* _Raw data_:
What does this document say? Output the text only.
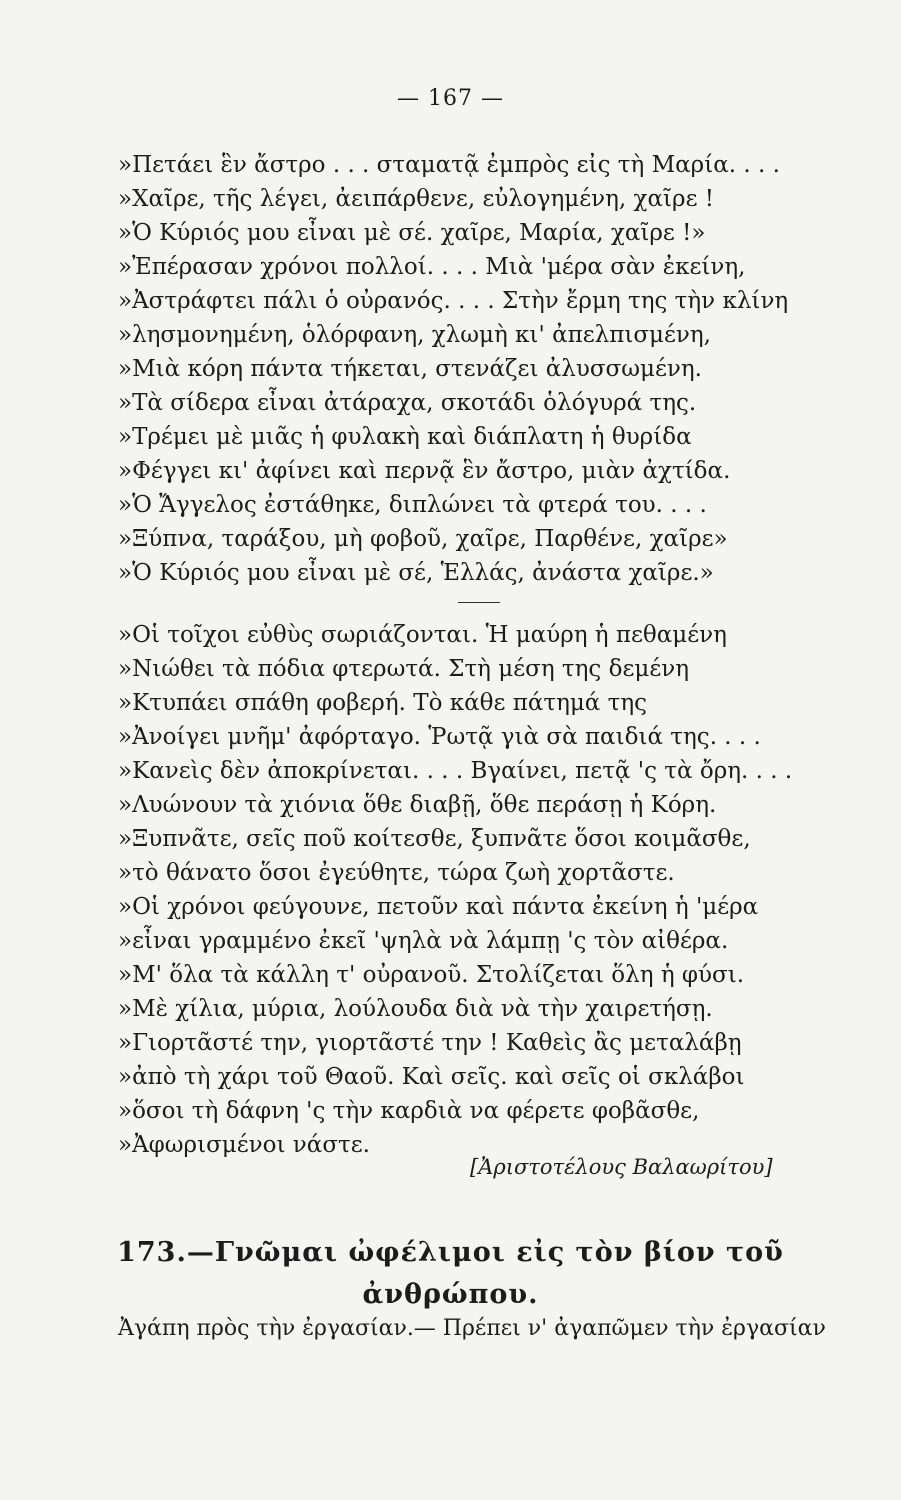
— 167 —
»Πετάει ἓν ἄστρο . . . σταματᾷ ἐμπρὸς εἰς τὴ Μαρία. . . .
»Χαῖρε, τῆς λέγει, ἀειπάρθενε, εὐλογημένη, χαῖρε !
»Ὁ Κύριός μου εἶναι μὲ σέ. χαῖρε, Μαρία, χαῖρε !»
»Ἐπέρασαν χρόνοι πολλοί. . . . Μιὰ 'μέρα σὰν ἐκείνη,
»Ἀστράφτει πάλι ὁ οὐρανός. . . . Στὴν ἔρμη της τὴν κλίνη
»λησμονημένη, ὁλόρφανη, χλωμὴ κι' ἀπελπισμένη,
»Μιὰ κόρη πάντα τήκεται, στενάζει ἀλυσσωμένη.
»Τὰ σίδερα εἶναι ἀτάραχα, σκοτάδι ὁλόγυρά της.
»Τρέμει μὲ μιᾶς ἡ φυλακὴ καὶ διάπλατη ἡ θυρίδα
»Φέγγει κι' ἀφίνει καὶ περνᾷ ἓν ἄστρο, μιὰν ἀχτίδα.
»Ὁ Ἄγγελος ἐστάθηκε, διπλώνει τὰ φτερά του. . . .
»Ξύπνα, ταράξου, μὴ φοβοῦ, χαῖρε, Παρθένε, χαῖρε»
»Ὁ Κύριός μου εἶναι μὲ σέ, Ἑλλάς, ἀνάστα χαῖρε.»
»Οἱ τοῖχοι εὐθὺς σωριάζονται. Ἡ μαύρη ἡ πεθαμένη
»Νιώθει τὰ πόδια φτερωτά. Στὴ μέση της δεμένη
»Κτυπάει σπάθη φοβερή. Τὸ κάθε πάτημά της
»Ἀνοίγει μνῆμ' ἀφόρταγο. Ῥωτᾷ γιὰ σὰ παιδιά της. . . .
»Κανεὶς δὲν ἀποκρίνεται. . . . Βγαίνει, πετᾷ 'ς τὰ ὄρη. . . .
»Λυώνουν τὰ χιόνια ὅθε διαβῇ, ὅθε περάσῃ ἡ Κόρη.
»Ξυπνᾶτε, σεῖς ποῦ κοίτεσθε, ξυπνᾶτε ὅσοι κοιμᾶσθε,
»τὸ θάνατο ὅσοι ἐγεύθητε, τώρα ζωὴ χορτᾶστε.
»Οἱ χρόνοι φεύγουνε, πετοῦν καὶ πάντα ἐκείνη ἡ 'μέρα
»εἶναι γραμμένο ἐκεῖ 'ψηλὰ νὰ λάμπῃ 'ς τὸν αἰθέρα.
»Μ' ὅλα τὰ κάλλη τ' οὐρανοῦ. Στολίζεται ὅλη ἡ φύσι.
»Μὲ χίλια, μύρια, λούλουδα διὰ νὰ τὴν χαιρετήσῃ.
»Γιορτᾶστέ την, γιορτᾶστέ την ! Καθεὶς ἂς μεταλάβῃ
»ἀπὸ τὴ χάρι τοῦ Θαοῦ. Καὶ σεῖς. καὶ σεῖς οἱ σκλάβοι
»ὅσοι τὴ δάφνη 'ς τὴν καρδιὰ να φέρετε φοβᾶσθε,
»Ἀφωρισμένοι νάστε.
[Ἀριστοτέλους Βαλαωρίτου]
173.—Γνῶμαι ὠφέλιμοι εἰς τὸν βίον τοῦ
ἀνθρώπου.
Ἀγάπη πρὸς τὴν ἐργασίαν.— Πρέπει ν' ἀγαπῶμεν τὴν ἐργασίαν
* * *
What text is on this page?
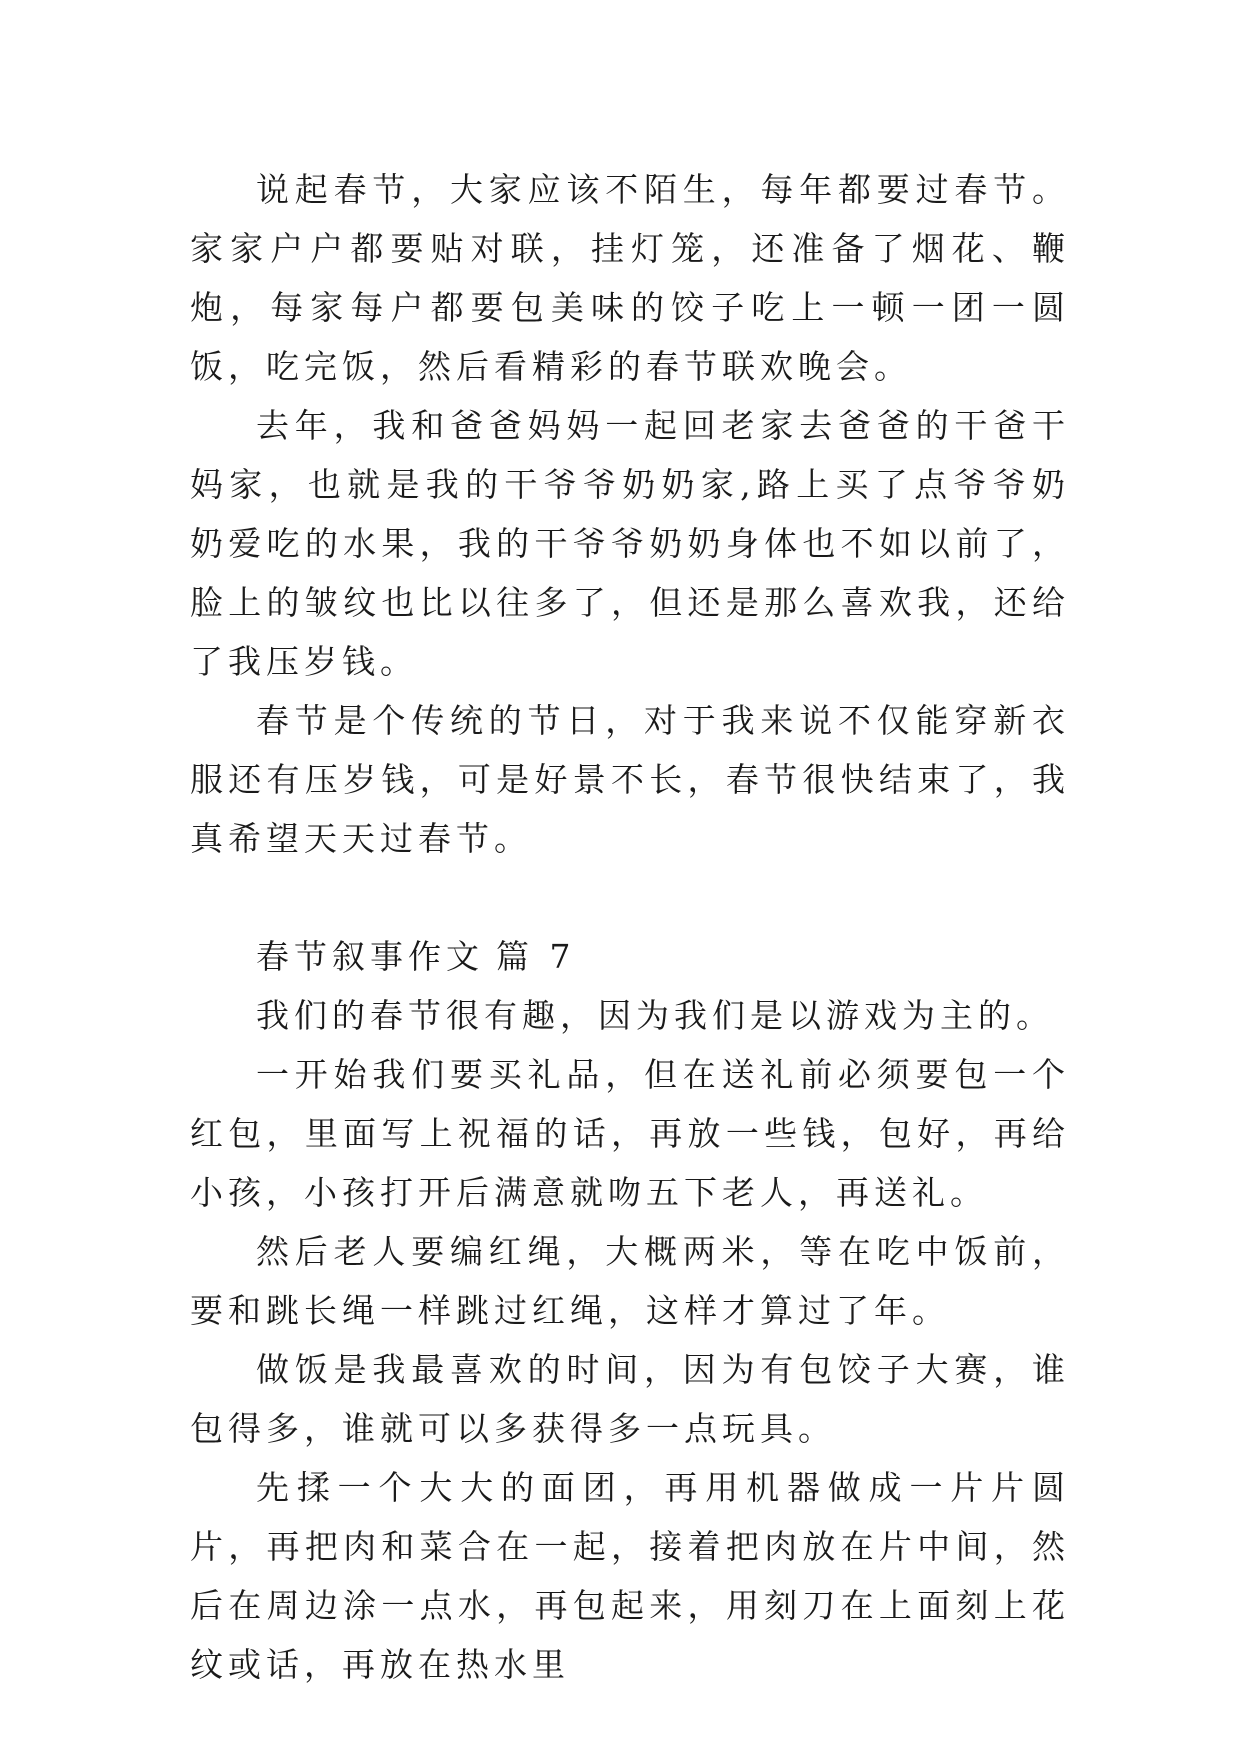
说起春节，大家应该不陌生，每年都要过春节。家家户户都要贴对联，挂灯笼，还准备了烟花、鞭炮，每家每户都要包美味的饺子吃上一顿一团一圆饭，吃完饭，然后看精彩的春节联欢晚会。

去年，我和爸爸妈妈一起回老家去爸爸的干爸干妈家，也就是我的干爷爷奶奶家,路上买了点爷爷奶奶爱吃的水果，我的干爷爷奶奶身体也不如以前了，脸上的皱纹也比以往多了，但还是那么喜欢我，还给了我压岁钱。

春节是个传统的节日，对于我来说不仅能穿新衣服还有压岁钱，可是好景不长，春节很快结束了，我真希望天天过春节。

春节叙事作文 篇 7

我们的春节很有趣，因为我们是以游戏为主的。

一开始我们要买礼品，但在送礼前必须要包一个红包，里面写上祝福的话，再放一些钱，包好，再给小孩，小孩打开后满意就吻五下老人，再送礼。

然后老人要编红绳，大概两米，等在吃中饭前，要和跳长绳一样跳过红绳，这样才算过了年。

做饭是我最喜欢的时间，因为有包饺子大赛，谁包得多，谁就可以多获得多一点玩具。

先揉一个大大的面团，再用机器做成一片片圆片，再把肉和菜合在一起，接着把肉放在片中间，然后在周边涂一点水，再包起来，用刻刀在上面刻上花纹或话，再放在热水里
...
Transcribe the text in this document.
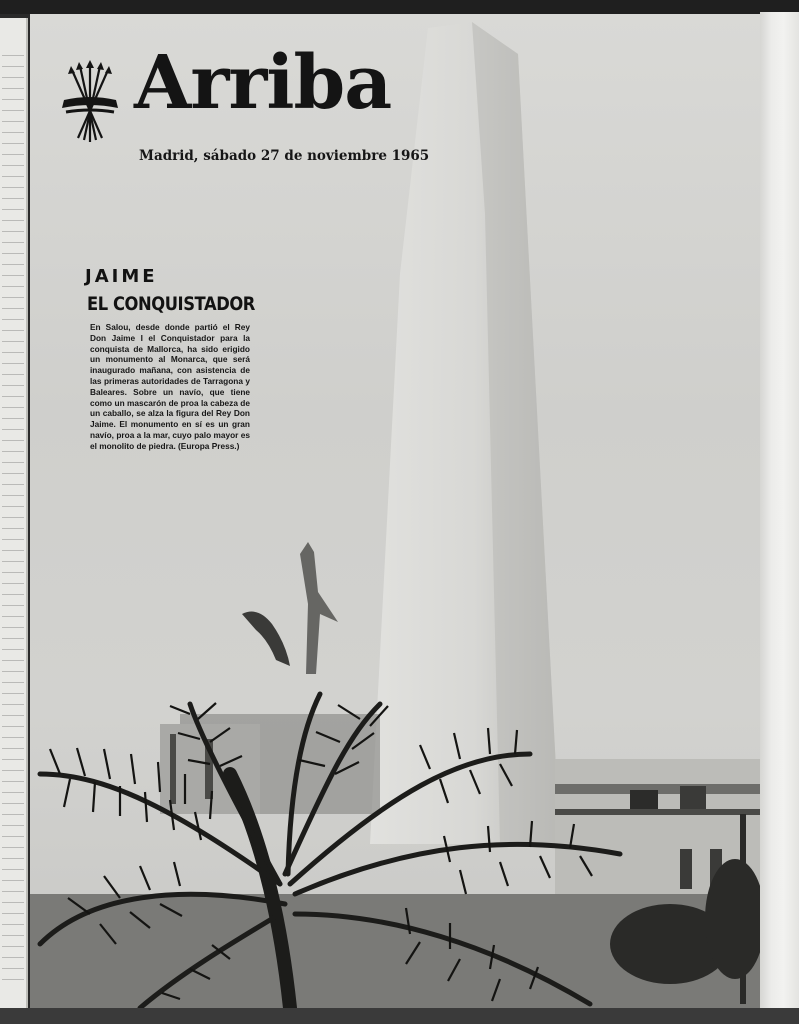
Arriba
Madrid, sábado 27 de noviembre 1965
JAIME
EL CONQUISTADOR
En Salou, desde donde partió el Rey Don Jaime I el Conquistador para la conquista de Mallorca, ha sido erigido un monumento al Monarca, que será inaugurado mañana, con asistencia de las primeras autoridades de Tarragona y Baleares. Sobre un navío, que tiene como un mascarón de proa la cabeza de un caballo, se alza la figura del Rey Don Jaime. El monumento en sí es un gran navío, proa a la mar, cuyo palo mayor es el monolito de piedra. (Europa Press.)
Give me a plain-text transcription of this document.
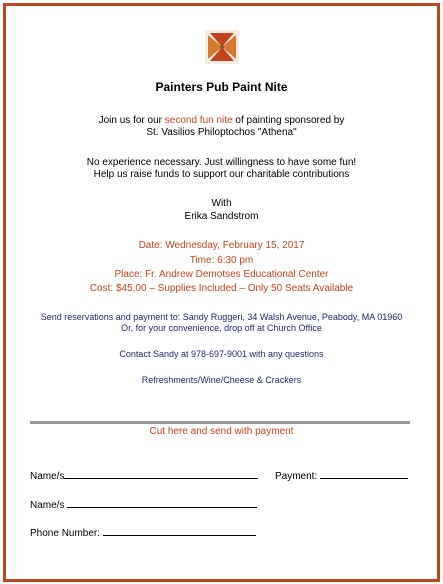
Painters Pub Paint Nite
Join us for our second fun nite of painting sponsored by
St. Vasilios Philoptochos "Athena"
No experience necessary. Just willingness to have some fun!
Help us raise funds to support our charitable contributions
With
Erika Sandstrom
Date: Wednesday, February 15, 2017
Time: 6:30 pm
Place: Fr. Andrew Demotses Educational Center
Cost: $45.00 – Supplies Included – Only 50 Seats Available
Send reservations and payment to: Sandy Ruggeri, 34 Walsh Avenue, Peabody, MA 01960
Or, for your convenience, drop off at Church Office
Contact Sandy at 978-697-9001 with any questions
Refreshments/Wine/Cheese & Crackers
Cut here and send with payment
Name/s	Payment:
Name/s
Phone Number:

* _Job_: Search the preceding listing for the word "What" and pull out every line that holds it.

* _Output for this task_:
What does this document say? Output the text only.
What text is on this page?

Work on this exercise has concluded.